• **ENTRIES SUPPLIED**
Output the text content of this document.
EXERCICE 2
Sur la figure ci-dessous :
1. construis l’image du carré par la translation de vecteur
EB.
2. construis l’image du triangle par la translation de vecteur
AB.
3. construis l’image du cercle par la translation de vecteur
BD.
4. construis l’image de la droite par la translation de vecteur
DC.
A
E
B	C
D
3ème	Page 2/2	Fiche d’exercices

• **WORK TO DO**
Return all of the data word for word.

• **ANSWER FOR THIS EXERCISE**
Output the text content of this document.
EXERCICE 2
Sur la figure ci-dessous :
1. construis l’image du carré par la translation de vecteur
EB.
2. construis l’image du triangle par la translation de vecteur
AB.
3. construis l’image du cercle par la translation de vecteur
BD.
4. construis l’image de la droite par la translation de vecteur
DC.
A
E
B	C
D
3ème	Page 2/2	Fiche d’exercices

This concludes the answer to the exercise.